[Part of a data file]
□ □ □ □ □
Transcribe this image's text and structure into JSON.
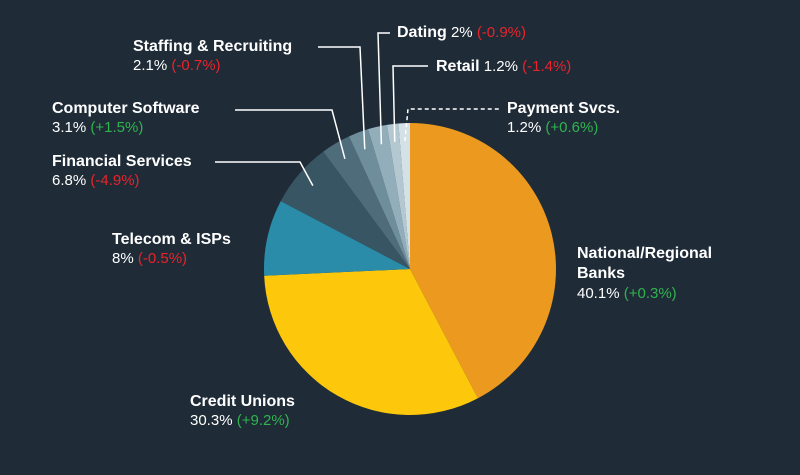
{
  "chart_data": {
    "type": "pie",
    "slices": [
      {
        "name": "National/Regional Banks",
        "value": 40.1,
        "change": "(+0.3%)",
        "value_text": "40.1%",
        "color": "#ec9a1f"
      },
      {
        "name": "Credit Unions",
        "value": 30.3,
        "change": "(+9.2%)",
        "value_text": "30.3%",
        "color": "#fdc70c"
      },
      {
        "name": "Telecom & ISPs",
        "value": 8.0,
        "change": "(-0.5%)",
        "value_text": "8%",
        "color": "#2a8ca8"
      },
      {
        "name": "Financial Services",
        "value": 6.8,
        "change": "(-4.9%)",
        "value_text": "6.8%",
        "color": "#385563"
      },
      {
        "name": "Computer Software",
        "value": 3.1,
        "change": "(+1.5%)",
        "value_text": "3.1%",
        "color": "#4f6c7b"
      },
      {
        "name": "Staffing & Recruiting",
        "value": 2.1,
        "change": "(-0.7%)",
        "value_text": "2.1%",
        "color": "#6f8e9c"
      },
      {
        "name": "Dating",
        "value": 2.0,
        "change": "(-0.9%)",
        "value_text": "2%",
        "color": "#93aebb"
      },
      {
        "name": "Retail",
        "value": 1.2,
        "change": "(-1.4%)",
        "value_text": "1.2%",
        "color": "#b4c8d2"
      },
      {
        "name": "Payment Svcs.",
        "value": 1.2,
        "change": "(+0.6%)",
        "value_text": "1.2%",
        "color": "#d4e1e7"
      }
    ],
    "positive_color": "#2fb34e",
    "negative_color": "#e8232a"
  }
}
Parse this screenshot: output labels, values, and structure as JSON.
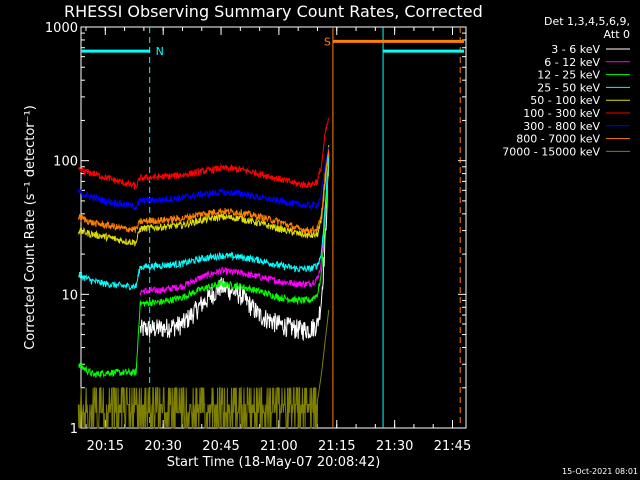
{
  "chart_data": {
    "type": "line",
    "title": "RHESSI Observing Summary Count Rates, Corrected",
    "xlabel": "Start Time (18-May-07 20:08:42)",
    "ylabel": "Corrected Count Rate (s⁻¹ detector⁻¹)",
    "y_scale": "log",
    "ylim": [
      1,
      1000
    ],
    "xlim": [
      "20:08:42",
      "21:48:30"
    ],
    "x_tick_labels": [
      "20:15",
      "20:30",
      "20:45",
      "21:00",
      "21:15",
      "21:30",
      "21:45"
    ],
    "y_tick_labels": [
      "1",
      "10",
      "100",
      "1000"
    ],
    "legend_header": [
      "Det 1,3,4,5,6,9,",
      "Att 0"
    ],
    "legend_placement": "right",
    "grid": false,
    "series": [
      {
        "name": "3 - 6 keV",
        "color": "#ffffff",
        "x": [
          "20:08",
          "20:15",
          "20:20",
          "20:23",
          "20:24",
          "20:30",
          "20:35",
          "20:40",
          "20:45",
          "20:50",
          "20:55",
          "21:00",
          "21:05",
          "21:08",
          "21:10",
          "21:11",
          "21:12",
          "21:13"
        ],
        "y": [
          null,
          null,
          null,
          null,
          5.5,
          5.6,
          6,
          8.5,
          11.5,
          10,
          7,
          6,
          5.5,
          5.5,
          6,
          9,
          25,
          110
        ]
      },
      {
        "name": "6 - 12 keV",
        "color": "#ff00ff",
        "x": [
          "20:24",
          "20:30",
          "20:35",
          "20:40",
          "20:45",
          "20:50",
          "20:55",
          "21:00",
          "21:05",
          "21:08",
          "21:10",
          "21:11",
          "21:12",
          "21:13"
        ],
        "y": [
          10.5,
          10.8,
          11.5,
          13.5,
          15,
          14.5,
          13.5,
          12.5,
          12,
          12,
          13,
          17,
          40,
          120
        ]
      },
      {
        "name": "12 - 25 keV",
        "color": "#00ff00",
        "x": [
          "20:08",
          "20:12",
          "20:15",
          "20:20",
          "20:23",
          "20:24",
          "20:30",
          "20:35",
          "20:40",
          "20:45",
          "20:50",
          "20:55",
          "21:00",
          "21:05",
          "21:08",
          "21:10",
          "21:11",
          "21:12",
          "21:13"
        ],
        "y": [
          3,
          2.5,
          2.6,
          2.6,
          2.6,
          8.5,
          8.8,
          9.5,
          11,
          12,
          11.5,
          10.5,
          9.5,
          9,
          9,
          10,
          14,
          35,
          120
        ]
      },
      {
        "name": "25 - 50 keV",
        "color": "#00ffff",
        "x": [
          "20:08",
          "20:12",
          "20:15",
          "20:20",
          "20:23",
          "20:24",
          "20:30",
          "20:35",
          "20:40",
          "20:45",
          "20:50",
          "20:55",
          "21:00",
          "21:05",
          "21:08",
          "21:10",
          "21:11",
          "21:12",
          "21:13"
        ],
        "y": [
          14,
          12.5,
          12,
          11.5,
          11.5,
          16,
          16.5,
          17,
          18.5,
          19.5,
          19,
          18,
          16.5,
          15.5,
          15.5,
          16.5,
          20,
          45,
          120
        ]
      },
      {
        "name": "50 - 100 keV",
        "color": "#dddd00",
        "x": [
          "20:08",
          "20:12",
          "20:15",
          "20:20",
          "20:23",
          "20:24",
          "20:30",
          "20:35",
          "20:40",
          "20:45",
          "20:50",
          "20:55",
          "21:00",
          "21:05",
          "21:08",
          "21:10",
          "21:11",
          "21:12",
          "21:13"
        ],
        "y": [
          30,
          28,
          27,
          25,
          24.5,
          31,
          32,
          33,
          36,
          38,
          37,
          34,
          31,
          28.5,
          27.5,
          28,
          35,
          70,
          130
        ]
      },
      {
        "name": "100 - 300 keV",
        "color": "#ff0000",
        "x": [
          "20:08",
          "20:12",
          "20:15",
          "20:20",
          "20:23",
          "20:24",
          "20:30",
          "20:35",
          "20:40",
          "20:45",
          "20:50",
          "20:55",
          "21:00",
          "21:05",
          "21:08",
          "21:10",
          "21:11",
          "21:12",
          "21:13"
        ],
        "y": [
          85,
          80,
          75,
          68,
          64,
          74,
          76,
          78,
          83,
          88,
          86,
          80,
          73,
          67,
          66,
          70,
          90,
          160,
          210
        ]
      },
      {
        "name": "300 - 800 keV",
        "color": "#0000ff",
        "x": [
          "20:08",
          "20:12",
          "20:15",
          "20:20",
          "20:23",
          "20:24",
          "20:30",
          "20:35",
          "20:40",
          "20:45",
          "20:50",
          "20:55",
          "21:00",
          "21:05",
          "21:08",
          "21:10",
          "21:11",
          "21:12",
          "21:13"
        ],
        "y": [
          58,
          53,
          50,
          47,
          45,
          50,
          51,
          53,
          56,
          58,
          57,
          53,
          50,
          47,
          46,
          47,
          55,
          95,
          130
        ]
      },
      {
        "name": "800 - 7000 keV",
        "color": "#ff8000",
        "x": [
          "20:08",
          "20:12",
          "20:15",
          "20:20",
          "20:23",
          "20:24",
          "20:30",
          "20:35",
          "20:40",
          "20:45",
          "20:50",
          "20:55",
          "21:00",
          "21:05",
          "21:08",
          "21:10",
          "21:11",
          "21:12",
          "21:13"
        ],
        "y": [
          38,
          34,
          33,
          31,
          30.5,
          35,
          36,
          37,
          40,
          42,
          41,
          38,
          35,
          31,
          30,
          31,
          38,
          80,
          120
        ]
      },
      {
        "name": "7000 - 15000 keV",
        "color": "#808000",
        "x": [
          "20:08",
          "20:15",
          "20:23",
          "20:24",
          "20:35",
          "20:40",
          "20:45",
          "20:50",
          "20:55",
          "20:59",
          "21:00",
          "21:07",
          "21:08",
          "21:10",
          "21:11",
          "21:12",
          "21:13"
        ],
        "y": [
          1.5,
          1.4,
          1.4,
          1.3,
          1.3,
          1.7,
          1.7,
          1.7,
          1.7,
          1.5,
          1.3,
          1.3,
          1.6,
          1.6,
          2.5,
          4.5,
          8
        ]
      }
    ],
    "flag_bars": [
      {
        "label": "N",
        "color": "#00ffff",
        "y": 660,
        "x_start": "20:08:42",
        "x_end": "20:26:30"
      },
      {
        "label": "S",
        "color": "#ff8000",
        "y": 780,
        "x_start": "21:14",
        "x_end": "21:48"
      },
      {
        "label": "",
        "color": "#00ffff",
        "y": 660,
        "x_start": "21:27",
        "x_end": "21:48"
      }
    ],
    "markers": [
      {
        "color": "#00ffff",
        "style": "dashed",
        "x": "20:26:30"
      },
      {
        "color": "#ff8000",
        "style": "solid",
        "x": "21:14:00"
      },
      {
        "color": "#00ffff",
        "style": "solid",
        "x": "21:27:00"
      },
      {
        "color": "#ff8000",
        "style": "dashed",
        "x": "21:47:00"
      }
    ],
    "timestamp": "15-Oct-2021 08:01"
  }
}
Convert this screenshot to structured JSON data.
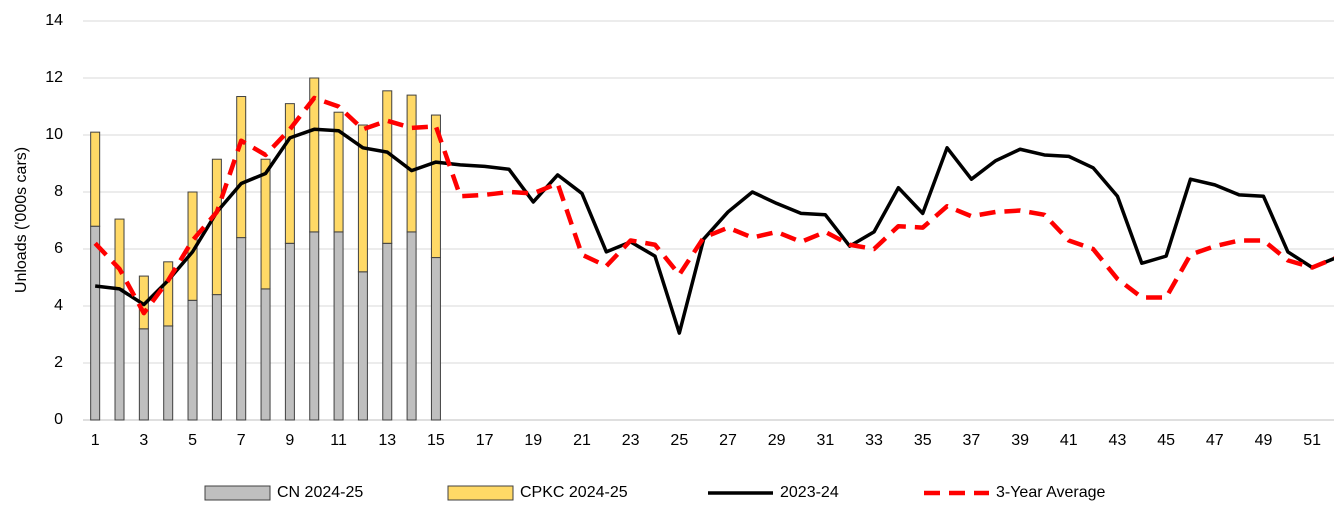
□ □ □ □ □
▸ **Stated problem**
In the entries above, find each line with the word "this" and copy it.

▸ **Task output**
Transcribe this image's text and structure into JSON.
Parse this screenshot: output labels, values, and structure as JSON.
Convert this screenshot to structured JSON data.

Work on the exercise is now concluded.